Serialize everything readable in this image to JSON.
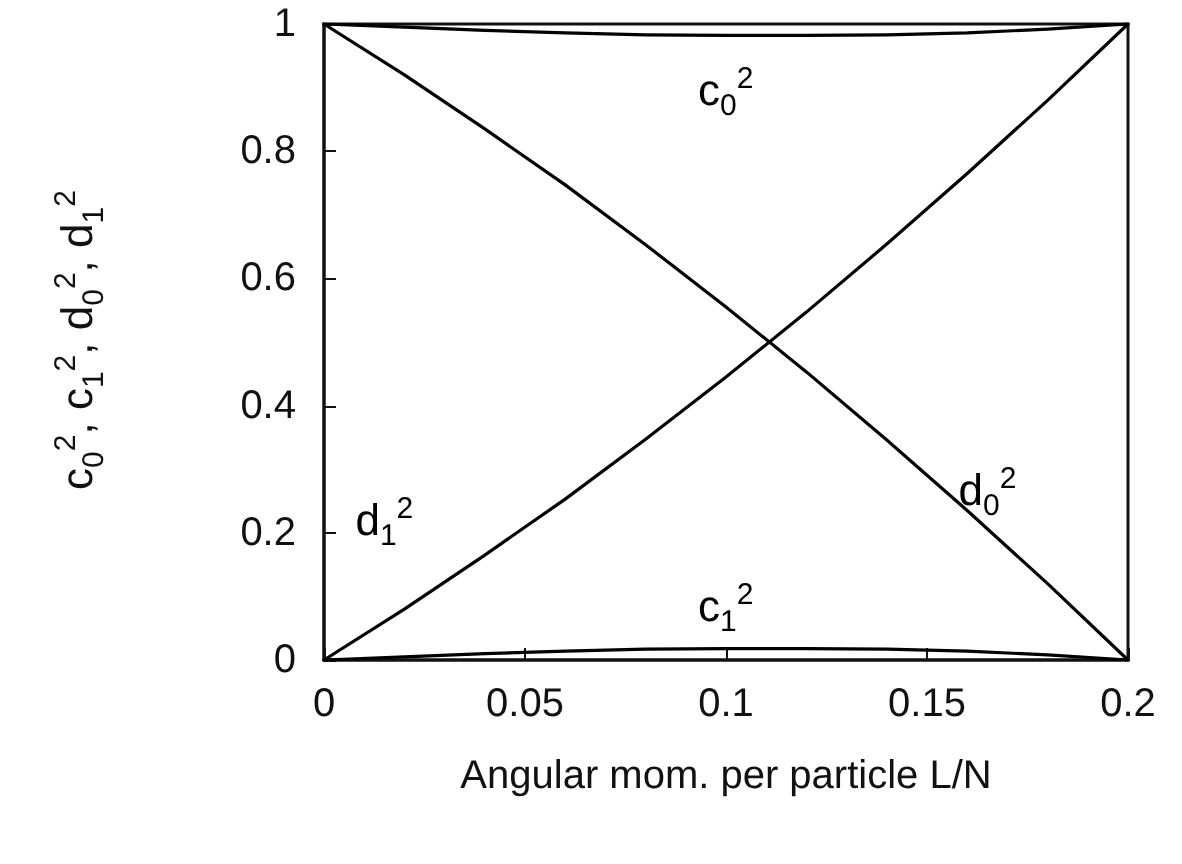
{
  "chart_data": {
    "type": "line",
    "xlabel": "Angular mom. per particle L/N",
    "ylabel": "c$_{0}$$^{2}$, c$_{1}$$^{2}$, d$_{0}$$^{2}$, d$_{1}$$^{2}$",
    "x": [
      0,
      0.02,
      0.04,
      0.06,
      0.08,
      0.1,
      0.12,
      0.14,
      0.16,
      0.18,
      0.2
    ],
    "series": [
      {
        "name": "c$_{0}$$^{2}$",
        "color": "#000000",
        "values": [
          1,
          0.995,
          0.99,
          0.986,
          0.983,
          0.982,
          0.982,
          0.983,
          0.986,
          0.992,
          1
        ]
      },
      {
        "name": "c$_{1}$$^{2}$",
        "color": "#000000",
        "values": [
          0,
          0.005,
          0.01,
          0.014,
          0.017,
          0.018,
          0.018,
          0.017,
          0.014,
          0.008,
          0
        ]
      },
      {
        "name": "d$_{0}$$^{2}$",
        "color": "#000000",
        "values": [
          1,
          0.92,
          0.835,
          0.747,
          0.653,
          0.555,
          0.453,
          0.346,
          0.235,
          0.12,
          0
        ]
      },
      {
        "name": "d$_{1}$$^{2}$",
        "color": "#000000",
        "values": [
          0,
          0.08,
          0.165,
          0.253,
          0.347,
          0.445,
          0.547,
          0.654,
          0.765,
          0.88,
          1
        ]
      }
    ],
    "xlim": [
      0,
      0.2
    ],
    "xticks": [
      0,
      0.05,
      0.1,
      0.15,
      0.2
    ],
    "ylim": [
      0,
      1
    ],
    "yticks": [
      0,
      0.2,
      0.4,
      0.6,
      0.8,
      1
    ],
    "grid": false,
    "legend": false,
    "marker": "none",
    "line_style": "solid"
  }
}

◇ ◇ ◇ ◇ ◇

[Given instruction] Repeat all of the entries word for word, but omit the pictures.

[Answer to the problem]
Serialize everything readable in this image to JSON.
{
  "chart_data": {
    "type": "line",
    "xlabel": "Angular mom. per particle L/N",
    "ylabel": "c$_{0}$$^{2}$, c$_{1}$$^{2}$, d$_{0}$$^{2}$, d$_{1}$$^{2}$",
    "x": [
      0,
      0.02,
      0.04,
      0.06,
      0.08,
      0.1,
      0.12,
      0.14,
      0.16,
      0.18,
      0.2
    ],
    "series": [
      {
        "name": "c$_{0}$$^{2}$",
        "color": "#000000",
        "values": [
          1,
          0.995,
          0.99,
          0.986,
          0.983,
          0.982,
          0.982,
          0.983,
          0.986,
          0.992,
          1
        ]
      },
      {
        "name": "c$_{1}$$^{2}$",
        "color": "#000000",
        "values": [
          0,
          0.005,
          0.01,
          0.014,
          0.017,
          0.018,
          0.018,
          0.017,
          0.014,
          0.008,
          0
        ]
      },
      {
        "name": "d$_{0}$$^{2}$",
        "color": "#000000",
        "values": [
          1,
          0.92,
          0.835,
          0.747,
          0.653,
          0.555,
          0.453,
          0.346,
          0.235,
          0.12,
          0
        ]
      },
      {
        "name": "d$_{1}$$^{2}$",
        "color": "#000000",
        "values": [
          0,
          0.08,
          0.165,
          0.253,
          0.347,
          0.445,
          0.547,
          0.654,
          0.765,
          0.88,
          1
        ]
      }
    ],
    "xlim": [
      0,
      0.2
    ],
    "xticks": [
      0,
      0.05,
      0.1,
      0.15,
      0.2
    ],
    "ylim": [
      0,
      1
    ],
    "yticks": [
      0,
      0.2,
      0.4,
      0.6,
      0.8,
      1
    ],
    "grid": false,
    "legend": false,
    "marker": "none",
    "line_style": "solid"
  }
}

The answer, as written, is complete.